━━ EXERCISE INPUT
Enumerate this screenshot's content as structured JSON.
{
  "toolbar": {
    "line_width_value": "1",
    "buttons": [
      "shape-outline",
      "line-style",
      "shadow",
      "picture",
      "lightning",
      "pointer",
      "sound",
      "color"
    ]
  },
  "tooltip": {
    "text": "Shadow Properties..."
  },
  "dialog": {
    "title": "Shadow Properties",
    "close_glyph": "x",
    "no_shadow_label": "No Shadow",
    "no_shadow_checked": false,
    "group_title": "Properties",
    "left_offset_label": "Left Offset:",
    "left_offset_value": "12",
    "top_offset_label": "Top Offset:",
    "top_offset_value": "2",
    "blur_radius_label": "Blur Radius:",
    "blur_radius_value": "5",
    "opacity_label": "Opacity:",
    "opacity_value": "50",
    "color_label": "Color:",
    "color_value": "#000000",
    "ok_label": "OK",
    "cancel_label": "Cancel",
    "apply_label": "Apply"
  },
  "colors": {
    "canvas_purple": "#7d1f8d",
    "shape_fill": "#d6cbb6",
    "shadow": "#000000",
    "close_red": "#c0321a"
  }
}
━━━━
━━ EXERCISE INPUT
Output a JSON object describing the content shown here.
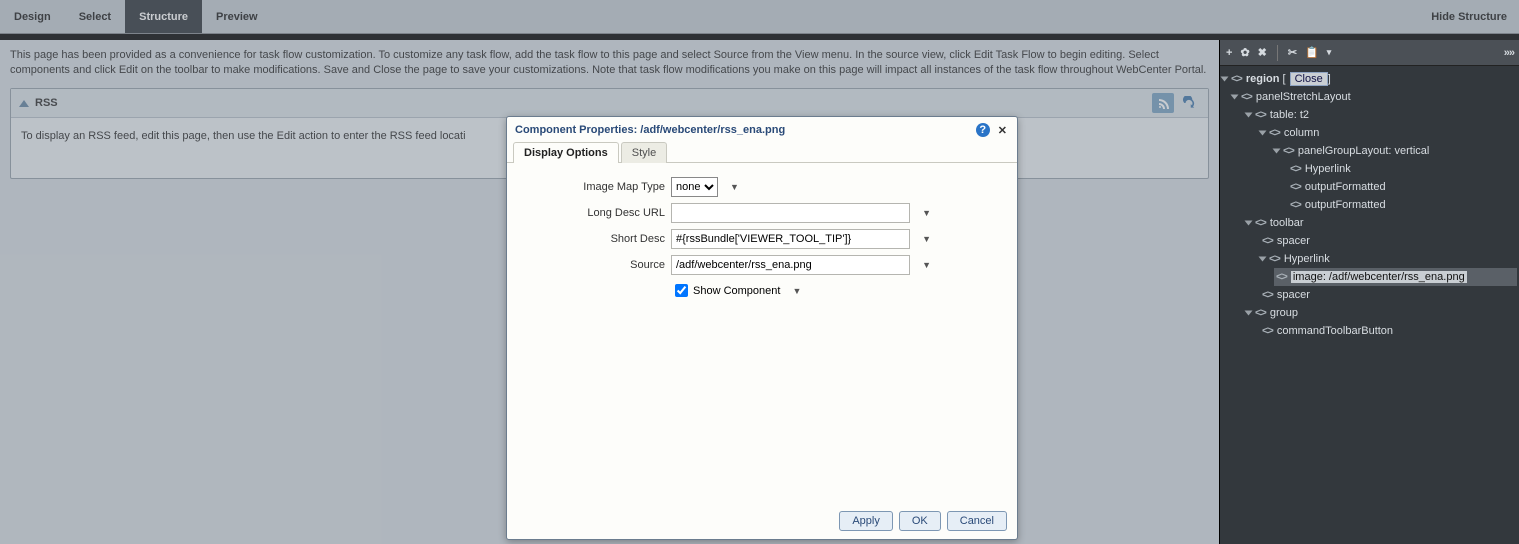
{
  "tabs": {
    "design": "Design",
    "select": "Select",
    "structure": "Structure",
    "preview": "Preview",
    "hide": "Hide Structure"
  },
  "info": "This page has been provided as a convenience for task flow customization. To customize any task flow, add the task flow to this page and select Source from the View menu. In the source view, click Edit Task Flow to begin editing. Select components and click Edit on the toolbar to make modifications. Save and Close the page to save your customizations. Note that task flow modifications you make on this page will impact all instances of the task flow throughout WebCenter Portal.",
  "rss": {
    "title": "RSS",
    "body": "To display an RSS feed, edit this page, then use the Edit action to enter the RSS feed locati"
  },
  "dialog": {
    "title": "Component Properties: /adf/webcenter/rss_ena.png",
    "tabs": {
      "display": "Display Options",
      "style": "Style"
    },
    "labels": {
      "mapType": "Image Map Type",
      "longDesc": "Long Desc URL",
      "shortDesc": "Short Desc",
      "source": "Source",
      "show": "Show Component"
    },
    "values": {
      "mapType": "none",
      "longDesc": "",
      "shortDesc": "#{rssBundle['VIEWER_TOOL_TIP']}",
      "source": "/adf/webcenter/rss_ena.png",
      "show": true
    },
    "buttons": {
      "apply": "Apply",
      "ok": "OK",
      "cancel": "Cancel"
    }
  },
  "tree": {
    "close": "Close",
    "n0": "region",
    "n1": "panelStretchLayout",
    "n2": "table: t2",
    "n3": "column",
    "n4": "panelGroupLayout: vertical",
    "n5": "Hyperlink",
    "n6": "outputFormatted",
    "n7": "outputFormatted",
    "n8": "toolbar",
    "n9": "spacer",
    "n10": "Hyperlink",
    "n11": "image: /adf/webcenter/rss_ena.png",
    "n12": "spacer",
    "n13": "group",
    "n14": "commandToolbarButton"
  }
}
━━━━
━━ EXERCISE INPUT
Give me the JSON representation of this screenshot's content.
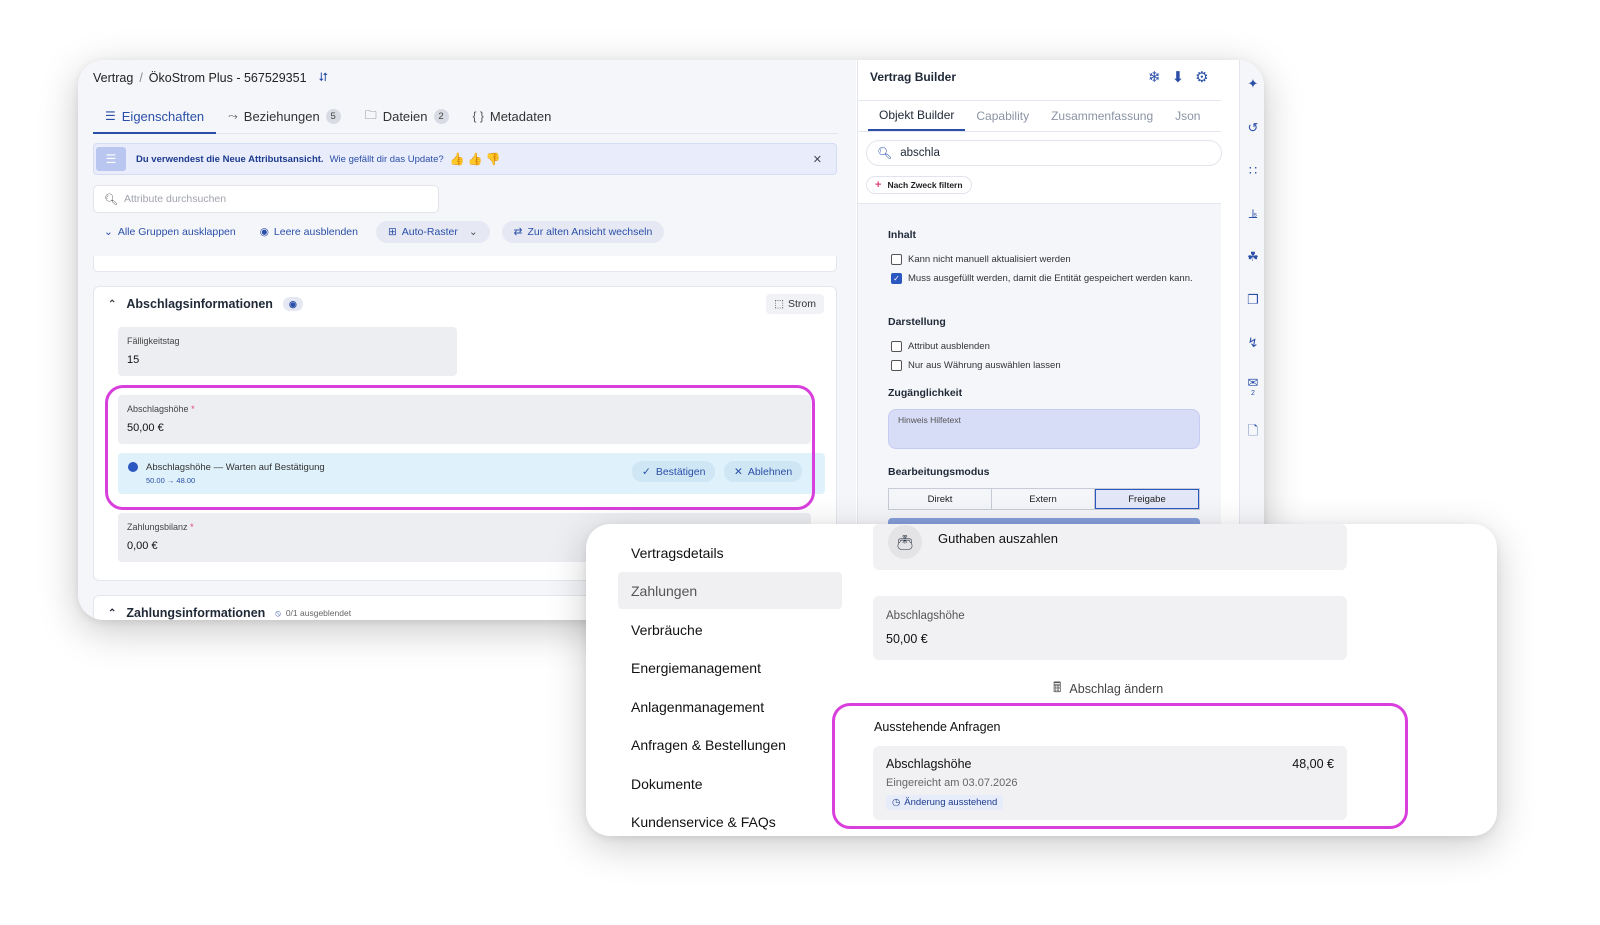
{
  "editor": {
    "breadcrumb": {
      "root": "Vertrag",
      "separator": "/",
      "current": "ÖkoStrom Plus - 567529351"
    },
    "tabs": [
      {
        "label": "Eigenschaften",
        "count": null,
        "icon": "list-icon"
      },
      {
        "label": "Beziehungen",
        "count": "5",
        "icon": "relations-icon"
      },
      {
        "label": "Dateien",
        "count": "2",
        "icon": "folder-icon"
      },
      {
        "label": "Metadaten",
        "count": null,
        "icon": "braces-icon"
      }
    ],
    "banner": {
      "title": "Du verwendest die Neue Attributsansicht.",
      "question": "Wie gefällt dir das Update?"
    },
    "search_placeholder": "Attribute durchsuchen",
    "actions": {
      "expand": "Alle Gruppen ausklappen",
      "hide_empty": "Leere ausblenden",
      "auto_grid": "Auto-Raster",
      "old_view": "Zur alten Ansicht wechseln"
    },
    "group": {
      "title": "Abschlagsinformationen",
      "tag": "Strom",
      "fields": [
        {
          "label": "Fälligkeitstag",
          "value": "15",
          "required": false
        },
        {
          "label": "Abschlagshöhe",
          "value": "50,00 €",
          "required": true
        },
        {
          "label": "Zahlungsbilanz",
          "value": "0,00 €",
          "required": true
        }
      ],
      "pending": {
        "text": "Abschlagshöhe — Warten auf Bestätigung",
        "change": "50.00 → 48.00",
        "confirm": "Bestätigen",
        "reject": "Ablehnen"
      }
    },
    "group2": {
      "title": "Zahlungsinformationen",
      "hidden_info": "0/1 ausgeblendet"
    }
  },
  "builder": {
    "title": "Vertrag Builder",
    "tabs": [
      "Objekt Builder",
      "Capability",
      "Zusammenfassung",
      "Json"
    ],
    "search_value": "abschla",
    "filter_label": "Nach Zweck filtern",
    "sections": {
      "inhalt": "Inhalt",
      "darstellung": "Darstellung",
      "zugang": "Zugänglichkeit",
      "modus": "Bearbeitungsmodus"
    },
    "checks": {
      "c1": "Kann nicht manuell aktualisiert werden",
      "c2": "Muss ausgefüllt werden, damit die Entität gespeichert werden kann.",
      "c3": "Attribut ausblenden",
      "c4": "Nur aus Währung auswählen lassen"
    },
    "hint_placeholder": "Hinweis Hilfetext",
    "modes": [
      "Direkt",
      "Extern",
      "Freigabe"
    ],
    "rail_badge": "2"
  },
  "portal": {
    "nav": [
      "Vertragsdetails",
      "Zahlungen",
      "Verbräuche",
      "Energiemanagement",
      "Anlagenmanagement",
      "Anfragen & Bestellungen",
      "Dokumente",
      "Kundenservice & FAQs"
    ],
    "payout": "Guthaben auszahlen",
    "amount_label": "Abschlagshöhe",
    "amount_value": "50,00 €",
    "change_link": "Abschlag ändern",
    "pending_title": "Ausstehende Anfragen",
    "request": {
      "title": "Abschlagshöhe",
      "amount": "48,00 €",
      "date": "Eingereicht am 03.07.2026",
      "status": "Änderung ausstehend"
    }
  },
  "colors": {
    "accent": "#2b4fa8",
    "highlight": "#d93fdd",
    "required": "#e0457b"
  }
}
━━━━
(YOUR INSTRUCTIONS) Which lines in the records above contain the string "select"? Copy each one.

(RESPONSE TO THE EXERCISE)
    "select": "Select",
  "info": "This page has been provided as a convenience for task flow customization. To customize any task flow, add the task flow to this page and select Source from the View menu. In the source view, click Edit Task Flow to begin editing. Select components and click Edit on the toolbar to make modifications. Save and Close the page to save your customizations. Note that task flow modifications you make on this page will impact all instances of the task flow throughout WebCenter Portal.",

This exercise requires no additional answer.